Objective | Copy every line that holds "name".

-------- Records provided --------

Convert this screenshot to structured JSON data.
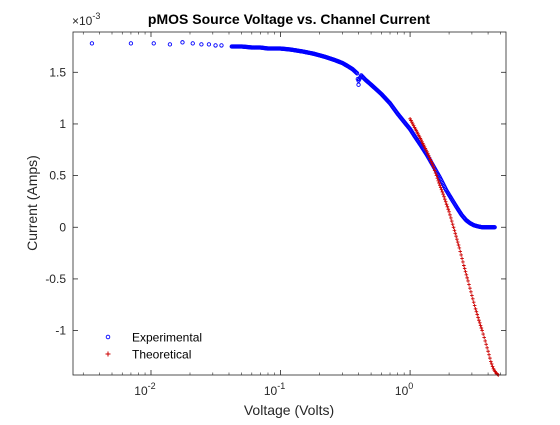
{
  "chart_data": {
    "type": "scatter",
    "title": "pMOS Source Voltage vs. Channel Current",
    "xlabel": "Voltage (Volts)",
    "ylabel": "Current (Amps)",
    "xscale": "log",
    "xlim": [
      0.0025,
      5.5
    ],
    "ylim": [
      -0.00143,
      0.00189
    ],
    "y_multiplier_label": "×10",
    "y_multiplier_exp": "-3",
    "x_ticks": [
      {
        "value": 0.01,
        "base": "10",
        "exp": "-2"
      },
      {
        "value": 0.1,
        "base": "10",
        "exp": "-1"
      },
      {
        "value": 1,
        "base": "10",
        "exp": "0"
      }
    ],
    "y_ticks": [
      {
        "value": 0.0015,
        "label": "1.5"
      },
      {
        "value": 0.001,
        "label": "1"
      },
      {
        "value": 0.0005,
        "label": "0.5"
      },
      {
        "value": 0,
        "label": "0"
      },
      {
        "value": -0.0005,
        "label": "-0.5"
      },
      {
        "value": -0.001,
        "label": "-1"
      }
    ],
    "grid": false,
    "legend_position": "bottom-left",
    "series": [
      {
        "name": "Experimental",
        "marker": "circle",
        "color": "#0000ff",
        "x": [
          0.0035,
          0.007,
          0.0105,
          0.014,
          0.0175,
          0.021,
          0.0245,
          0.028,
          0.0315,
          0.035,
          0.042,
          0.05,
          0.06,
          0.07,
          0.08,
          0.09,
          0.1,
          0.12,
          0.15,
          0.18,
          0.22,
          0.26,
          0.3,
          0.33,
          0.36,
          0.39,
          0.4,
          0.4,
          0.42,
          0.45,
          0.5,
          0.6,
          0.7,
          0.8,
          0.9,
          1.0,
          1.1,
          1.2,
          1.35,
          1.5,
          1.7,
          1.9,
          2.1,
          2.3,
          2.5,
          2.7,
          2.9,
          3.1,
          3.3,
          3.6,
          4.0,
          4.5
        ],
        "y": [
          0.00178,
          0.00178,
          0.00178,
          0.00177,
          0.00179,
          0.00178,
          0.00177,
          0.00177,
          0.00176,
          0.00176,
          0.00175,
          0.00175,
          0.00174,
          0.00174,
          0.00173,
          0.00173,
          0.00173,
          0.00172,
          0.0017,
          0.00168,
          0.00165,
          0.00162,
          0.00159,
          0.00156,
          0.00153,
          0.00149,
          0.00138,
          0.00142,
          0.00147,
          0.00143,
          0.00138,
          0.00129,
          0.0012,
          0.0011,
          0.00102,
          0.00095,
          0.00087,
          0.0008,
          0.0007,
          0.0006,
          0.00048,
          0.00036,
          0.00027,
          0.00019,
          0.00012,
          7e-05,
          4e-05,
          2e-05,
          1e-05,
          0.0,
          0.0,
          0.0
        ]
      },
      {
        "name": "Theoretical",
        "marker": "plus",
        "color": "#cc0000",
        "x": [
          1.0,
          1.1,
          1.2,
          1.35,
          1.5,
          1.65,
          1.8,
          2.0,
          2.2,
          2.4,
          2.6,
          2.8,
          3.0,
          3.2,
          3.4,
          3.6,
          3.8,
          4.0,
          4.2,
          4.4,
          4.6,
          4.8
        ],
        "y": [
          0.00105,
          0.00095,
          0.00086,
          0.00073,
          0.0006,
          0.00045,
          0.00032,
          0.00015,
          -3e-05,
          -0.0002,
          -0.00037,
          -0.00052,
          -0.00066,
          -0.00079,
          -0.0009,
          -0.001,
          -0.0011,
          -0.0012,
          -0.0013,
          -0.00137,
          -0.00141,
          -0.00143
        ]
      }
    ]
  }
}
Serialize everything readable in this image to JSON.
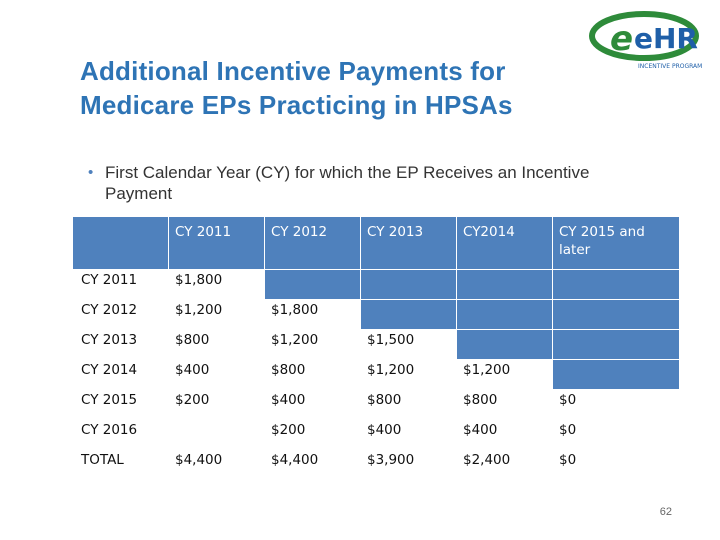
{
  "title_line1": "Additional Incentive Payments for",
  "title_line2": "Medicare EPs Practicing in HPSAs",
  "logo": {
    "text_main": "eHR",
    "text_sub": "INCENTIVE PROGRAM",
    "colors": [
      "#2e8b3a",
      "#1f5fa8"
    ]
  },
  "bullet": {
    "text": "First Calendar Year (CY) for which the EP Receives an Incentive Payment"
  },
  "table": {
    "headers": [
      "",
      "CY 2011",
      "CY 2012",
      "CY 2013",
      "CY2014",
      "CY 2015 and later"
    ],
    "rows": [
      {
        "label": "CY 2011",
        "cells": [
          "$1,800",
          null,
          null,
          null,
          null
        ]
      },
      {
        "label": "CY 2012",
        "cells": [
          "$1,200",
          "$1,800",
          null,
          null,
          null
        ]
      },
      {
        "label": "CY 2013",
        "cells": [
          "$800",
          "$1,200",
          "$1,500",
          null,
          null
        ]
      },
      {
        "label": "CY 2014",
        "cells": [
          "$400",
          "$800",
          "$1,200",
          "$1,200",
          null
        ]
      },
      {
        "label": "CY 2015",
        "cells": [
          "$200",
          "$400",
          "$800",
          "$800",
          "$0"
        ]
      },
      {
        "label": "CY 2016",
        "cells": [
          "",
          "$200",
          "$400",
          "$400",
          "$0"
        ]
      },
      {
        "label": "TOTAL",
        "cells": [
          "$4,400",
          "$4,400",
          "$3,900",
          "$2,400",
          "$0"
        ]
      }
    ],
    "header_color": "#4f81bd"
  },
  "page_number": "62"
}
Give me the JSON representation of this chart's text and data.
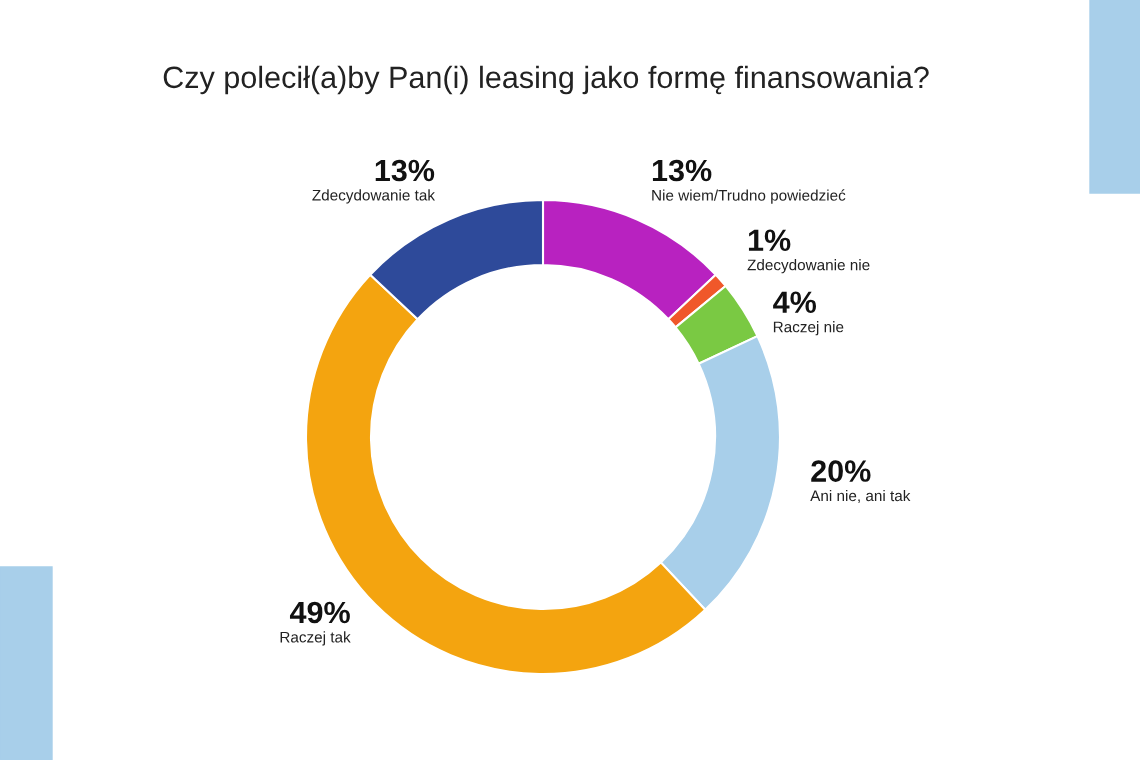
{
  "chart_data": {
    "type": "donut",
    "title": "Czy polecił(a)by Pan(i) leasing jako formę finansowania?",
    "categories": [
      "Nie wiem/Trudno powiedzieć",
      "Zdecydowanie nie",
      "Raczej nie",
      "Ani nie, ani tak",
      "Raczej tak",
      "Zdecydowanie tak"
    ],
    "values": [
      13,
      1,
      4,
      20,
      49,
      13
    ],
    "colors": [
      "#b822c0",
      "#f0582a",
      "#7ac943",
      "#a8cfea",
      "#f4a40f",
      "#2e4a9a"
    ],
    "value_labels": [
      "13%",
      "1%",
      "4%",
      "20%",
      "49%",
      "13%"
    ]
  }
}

--------
-------- Records provided --------

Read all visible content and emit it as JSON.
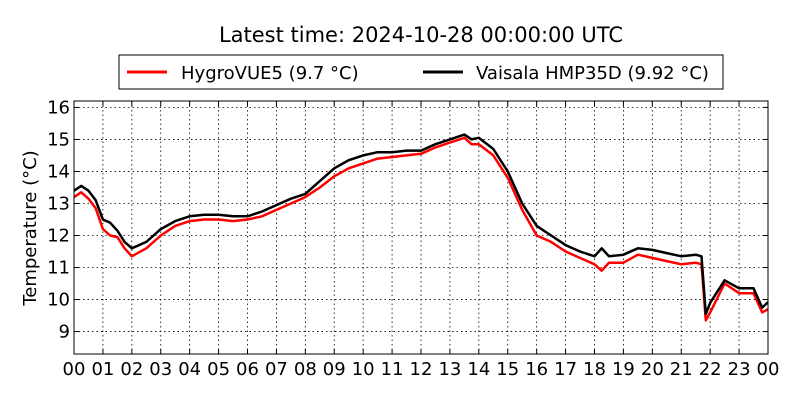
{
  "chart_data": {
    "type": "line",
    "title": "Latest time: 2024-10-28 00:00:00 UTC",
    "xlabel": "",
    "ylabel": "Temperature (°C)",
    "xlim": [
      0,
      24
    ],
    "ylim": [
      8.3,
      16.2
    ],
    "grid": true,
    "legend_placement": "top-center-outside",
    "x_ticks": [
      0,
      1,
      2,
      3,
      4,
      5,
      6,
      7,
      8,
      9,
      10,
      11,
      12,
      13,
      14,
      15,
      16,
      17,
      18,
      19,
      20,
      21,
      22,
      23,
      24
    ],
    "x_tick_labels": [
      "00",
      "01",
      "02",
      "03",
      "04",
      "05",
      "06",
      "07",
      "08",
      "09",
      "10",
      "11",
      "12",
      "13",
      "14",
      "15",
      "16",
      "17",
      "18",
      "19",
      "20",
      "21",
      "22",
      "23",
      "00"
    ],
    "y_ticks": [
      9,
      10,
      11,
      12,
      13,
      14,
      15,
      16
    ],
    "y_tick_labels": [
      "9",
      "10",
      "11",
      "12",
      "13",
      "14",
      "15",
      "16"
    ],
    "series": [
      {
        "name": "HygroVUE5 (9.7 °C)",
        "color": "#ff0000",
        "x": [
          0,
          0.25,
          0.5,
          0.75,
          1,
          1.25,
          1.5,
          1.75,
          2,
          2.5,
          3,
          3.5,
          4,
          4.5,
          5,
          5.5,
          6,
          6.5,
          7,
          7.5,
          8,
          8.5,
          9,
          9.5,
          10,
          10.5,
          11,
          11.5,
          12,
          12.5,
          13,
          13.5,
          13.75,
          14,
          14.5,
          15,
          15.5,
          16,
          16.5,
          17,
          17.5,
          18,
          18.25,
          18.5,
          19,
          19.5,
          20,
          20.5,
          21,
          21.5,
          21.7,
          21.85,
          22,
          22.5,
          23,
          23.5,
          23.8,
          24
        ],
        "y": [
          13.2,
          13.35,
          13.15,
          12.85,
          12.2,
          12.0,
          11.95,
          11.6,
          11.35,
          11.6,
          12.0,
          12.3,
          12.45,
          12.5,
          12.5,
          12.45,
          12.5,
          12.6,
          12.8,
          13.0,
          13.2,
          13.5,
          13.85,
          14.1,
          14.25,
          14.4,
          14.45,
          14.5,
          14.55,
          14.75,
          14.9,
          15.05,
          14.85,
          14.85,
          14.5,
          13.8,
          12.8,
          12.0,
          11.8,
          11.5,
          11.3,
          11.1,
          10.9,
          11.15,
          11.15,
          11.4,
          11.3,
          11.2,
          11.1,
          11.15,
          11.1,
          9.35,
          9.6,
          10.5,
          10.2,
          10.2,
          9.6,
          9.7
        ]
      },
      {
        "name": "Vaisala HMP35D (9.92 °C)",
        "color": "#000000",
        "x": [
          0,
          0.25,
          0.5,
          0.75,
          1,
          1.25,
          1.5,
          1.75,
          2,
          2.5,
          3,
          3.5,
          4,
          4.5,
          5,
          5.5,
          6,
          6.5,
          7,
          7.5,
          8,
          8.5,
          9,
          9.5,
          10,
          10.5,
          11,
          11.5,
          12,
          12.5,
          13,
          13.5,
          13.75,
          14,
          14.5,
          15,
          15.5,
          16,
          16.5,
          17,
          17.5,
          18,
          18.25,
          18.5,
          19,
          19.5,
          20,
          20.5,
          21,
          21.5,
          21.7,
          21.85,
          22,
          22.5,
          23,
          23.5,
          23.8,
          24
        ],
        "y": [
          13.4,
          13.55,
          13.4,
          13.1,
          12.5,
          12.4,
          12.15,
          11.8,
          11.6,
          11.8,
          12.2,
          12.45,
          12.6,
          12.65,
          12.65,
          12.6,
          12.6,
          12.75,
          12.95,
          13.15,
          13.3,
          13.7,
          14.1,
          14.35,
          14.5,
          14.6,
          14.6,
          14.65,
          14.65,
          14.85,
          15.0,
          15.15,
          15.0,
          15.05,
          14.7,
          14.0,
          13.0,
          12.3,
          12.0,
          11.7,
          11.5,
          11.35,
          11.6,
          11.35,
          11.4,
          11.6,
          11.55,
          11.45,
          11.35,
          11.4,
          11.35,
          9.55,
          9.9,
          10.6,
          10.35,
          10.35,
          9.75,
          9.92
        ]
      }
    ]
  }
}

--------

Task result |
        "name": "Experimental",
        "name": "Theoretical",
        "name": "HygroVUE5 (9.7 °C)",
        "name": "Vaisala HMP35D (9.92 °C)",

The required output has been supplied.